++++ Listing ++++

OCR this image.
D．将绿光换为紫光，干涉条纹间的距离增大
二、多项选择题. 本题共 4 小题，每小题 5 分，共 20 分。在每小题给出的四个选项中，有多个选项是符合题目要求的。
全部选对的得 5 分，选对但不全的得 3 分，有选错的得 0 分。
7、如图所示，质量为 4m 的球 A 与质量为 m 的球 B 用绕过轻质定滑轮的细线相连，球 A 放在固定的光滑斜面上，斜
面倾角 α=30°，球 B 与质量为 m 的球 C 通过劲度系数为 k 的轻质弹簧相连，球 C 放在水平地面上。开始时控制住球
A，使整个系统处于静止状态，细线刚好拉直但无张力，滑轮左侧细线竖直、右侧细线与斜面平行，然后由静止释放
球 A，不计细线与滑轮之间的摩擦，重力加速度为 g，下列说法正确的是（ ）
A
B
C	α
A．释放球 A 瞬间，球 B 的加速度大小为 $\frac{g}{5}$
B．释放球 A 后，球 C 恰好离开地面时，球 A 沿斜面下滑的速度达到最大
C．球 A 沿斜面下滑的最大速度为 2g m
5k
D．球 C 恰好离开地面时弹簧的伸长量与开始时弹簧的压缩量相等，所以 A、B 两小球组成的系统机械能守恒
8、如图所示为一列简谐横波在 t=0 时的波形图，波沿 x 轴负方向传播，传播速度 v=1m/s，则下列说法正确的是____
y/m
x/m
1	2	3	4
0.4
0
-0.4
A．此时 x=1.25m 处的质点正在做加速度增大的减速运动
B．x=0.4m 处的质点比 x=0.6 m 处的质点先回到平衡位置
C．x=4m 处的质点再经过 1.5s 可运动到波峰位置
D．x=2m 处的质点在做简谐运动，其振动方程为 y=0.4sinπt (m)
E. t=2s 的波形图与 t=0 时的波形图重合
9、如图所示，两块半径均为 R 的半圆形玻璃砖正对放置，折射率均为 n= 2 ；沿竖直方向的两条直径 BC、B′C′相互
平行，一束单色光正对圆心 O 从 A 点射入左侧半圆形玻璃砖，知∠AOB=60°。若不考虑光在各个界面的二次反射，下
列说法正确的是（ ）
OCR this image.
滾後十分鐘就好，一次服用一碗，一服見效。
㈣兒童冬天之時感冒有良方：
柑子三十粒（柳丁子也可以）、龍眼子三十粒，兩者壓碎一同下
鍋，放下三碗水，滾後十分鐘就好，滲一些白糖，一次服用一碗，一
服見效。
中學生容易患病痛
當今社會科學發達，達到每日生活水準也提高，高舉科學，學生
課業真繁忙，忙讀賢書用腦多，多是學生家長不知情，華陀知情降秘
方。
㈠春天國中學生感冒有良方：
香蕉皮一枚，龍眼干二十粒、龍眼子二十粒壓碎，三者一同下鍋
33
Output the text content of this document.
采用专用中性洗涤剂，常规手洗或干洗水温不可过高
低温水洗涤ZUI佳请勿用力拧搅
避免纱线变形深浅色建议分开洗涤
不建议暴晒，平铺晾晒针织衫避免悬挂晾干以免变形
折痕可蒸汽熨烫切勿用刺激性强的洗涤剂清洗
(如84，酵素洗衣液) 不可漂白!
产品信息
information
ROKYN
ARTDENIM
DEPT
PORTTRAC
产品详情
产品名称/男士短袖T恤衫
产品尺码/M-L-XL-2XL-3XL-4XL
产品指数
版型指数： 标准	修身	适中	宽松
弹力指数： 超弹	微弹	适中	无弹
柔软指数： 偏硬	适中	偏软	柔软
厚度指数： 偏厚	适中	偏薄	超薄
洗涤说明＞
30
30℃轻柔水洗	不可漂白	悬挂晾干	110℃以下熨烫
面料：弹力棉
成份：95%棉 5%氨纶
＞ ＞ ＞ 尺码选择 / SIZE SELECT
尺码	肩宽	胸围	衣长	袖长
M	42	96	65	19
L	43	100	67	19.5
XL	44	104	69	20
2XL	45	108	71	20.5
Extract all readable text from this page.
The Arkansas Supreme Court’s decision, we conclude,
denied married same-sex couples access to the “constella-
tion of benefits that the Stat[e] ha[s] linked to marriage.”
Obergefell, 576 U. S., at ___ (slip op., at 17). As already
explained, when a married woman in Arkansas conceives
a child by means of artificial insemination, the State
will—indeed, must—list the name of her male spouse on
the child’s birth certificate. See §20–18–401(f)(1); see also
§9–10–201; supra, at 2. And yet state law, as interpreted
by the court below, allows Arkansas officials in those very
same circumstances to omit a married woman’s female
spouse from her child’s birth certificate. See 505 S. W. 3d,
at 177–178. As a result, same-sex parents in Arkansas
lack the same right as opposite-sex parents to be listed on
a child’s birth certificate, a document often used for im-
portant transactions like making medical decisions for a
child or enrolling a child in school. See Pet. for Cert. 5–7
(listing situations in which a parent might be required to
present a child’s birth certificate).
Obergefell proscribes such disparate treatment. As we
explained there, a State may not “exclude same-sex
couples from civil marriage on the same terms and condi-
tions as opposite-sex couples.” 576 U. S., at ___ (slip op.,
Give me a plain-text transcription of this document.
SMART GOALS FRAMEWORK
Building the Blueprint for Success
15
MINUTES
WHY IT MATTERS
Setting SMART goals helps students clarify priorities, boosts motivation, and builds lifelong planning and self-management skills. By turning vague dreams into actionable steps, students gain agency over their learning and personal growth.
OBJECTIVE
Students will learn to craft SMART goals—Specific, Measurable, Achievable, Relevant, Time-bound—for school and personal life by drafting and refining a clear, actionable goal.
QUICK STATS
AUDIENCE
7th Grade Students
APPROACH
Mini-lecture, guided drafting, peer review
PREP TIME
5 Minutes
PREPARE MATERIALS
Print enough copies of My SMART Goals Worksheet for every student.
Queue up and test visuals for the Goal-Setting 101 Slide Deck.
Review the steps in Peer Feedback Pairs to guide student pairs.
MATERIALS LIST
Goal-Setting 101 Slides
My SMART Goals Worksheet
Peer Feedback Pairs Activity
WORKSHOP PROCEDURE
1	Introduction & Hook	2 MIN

++++

- **Objective**: Pick each line holding the word "drafting" out of the listing.

- **The response**:
Students will learn to craft SMART goals—Specific, Measurable, Achievable, Relevant, Time-bound—for school and personal life by drafting and refining a clear, actionable goal.
Mini-lecture, guided drafting, peer review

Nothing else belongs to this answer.